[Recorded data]
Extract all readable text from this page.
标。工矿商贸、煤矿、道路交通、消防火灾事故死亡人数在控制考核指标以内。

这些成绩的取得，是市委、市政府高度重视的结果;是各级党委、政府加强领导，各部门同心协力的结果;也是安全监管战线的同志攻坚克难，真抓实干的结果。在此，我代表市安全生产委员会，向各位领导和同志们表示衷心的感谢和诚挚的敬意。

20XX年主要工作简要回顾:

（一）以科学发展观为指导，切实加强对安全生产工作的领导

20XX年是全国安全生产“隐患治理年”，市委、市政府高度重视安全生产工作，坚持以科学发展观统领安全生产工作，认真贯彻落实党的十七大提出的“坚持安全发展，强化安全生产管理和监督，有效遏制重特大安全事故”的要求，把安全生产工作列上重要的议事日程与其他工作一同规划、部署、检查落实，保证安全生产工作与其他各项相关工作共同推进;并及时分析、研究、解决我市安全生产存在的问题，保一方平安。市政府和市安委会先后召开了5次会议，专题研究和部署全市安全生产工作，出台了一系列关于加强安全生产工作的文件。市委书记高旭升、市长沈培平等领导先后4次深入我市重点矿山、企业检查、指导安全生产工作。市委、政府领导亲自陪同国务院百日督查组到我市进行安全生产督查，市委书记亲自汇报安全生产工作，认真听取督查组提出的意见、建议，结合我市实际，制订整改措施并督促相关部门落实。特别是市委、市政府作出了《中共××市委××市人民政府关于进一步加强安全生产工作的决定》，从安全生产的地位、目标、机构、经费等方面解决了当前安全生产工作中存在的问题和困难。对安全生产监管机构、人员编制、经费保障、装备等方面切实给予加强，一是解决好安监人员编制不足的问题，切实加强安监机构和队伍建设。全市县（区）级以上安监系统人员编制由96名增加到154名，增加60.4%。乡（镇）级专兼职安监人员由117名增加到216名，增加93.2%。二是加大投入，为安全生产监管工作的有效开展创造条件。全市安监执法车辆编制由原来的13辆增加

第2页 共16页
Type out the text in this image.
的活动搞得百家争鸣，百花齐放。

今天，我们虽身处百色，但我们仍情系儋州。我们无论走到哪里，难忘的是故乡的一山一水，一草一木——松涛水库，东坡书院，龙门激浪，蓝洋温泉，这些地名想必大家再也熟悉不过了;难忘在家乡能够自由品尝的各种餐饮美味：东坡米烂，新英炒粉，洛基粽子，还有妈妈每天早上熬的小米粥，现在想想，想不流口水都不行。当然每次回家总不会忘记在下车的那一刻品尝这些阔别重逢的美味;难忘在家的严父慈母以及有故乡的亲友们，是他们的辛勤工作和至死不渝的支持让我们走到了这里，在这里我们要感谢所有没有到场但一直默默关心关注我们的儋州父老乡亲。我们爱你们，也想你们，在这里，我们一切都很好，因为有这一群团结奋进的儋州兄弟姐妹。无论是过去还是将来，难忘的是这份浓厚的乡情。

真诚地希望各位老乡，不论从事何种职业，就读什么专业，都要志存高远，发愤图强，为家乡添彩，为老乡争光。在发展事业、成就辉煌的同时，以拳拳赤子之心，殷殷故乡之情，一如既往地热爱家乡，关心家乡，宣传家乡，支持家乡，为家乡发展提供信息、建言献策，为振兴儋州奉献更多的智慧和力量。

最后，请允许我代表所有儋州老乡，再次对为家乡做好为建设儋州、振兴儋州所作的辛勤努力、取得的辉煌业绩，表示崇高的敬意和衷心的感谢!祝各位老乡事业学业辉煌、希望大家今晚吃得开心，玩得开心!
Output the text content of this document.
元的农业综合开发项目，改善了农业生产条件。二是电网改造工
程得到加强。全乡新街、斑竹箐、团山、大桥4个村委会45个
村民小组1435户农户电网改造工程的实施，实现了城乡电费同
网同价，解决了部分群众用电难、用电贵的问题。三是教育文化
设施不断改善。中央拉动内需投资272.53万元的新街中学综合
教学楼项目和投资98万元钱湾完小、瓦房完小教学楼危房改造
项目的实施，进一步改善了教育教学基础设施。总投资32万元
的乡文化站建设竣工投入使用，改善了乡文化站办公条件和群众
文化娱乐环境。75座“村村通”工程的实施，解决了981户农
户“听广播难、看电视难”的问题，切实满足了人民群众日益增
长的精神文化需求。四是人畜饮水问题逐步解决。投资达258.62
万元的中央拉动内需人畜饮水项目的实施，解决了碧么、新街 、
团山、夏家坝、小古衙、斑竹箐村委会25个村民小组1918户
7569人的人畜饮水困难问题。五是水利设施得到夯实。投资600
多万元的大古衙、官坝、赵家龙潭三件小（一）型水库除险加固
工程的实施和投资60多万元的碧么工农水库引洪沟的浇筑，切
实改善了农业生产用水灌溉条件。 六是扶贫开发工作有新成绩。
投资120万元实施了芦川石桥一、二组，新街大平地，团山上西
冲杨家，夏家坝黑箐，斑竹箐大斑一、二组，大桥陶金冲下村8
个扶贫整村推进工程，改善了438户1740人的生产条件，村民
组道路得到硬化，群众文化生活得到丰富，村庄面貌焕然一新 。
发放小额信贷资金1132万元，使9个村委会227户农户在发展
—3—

— Stated task —
Find the line with "Output the text content of this document." in the listing above, then write out that line and each remaining line exactly, with no other text.

— Final result —
Output the text content of this document.
元的农业综合开发项目，改善了农业生产条件。二是电网改造工
程得到加强。全乡新街、斑竹箐、团山、大桥4个村委会45个
村民小组1435户农户电网改造工程的实施，实现了城乡电费同
网同价，解决了部分群众用电难、用电贵的问题。三是教育文化
设施不断改善。中央拉动内需投资272.53万元的新街中学综合
教学楼项目和投资98万元钱湾完小、瓦房完小教学楼危房改造
项目的实施，进一步改善了教育教学基础设施。总投资32万元
的乡文化站建设竣工投入使用，改善了乡文化站办公条件和群众
文化娱乐环境。75座“村村通”工程的实施，解决了981户农
户“听广播难、看电视难”的问题，切实满足了人民群众日益增
长的精神文化需求。四是人畜饮水问题逐步解决。投资达258.62
万元的中央拉动内需人畜饮水项目的实施，解决了碧么、新街 、
团山、夏家坝、小古衙、斑竹箐村委会25个村民小组1918户
7569人的人畜饮水困难问题。五是水利设施得到夯实。投资600
多万元的大古衙、官坝、赵家龙潭三件小（一）型水库除险加固
工程的实施和投资60多万元的碧么工农水库引洪沟的浇筑，切
实改善了农业生产用水灌溉条件。 六是扶贫开发工作有新成绩。
投资120万元实施了芦川石桥一、二组，新街大平地，团山上西
冲杨家，夏家坝黑箐，斑竹箐大斑一、二组，大桥陶金冲下村8
个扶贫整村推进工程，改善了438户1740人的生产条件，村民
组道路得到硬化，群众文化生活得到丰富，村庄面貌焕然一新 。
发放小额信贷资金1132万元，使9个村委会227户农户在发展
—3—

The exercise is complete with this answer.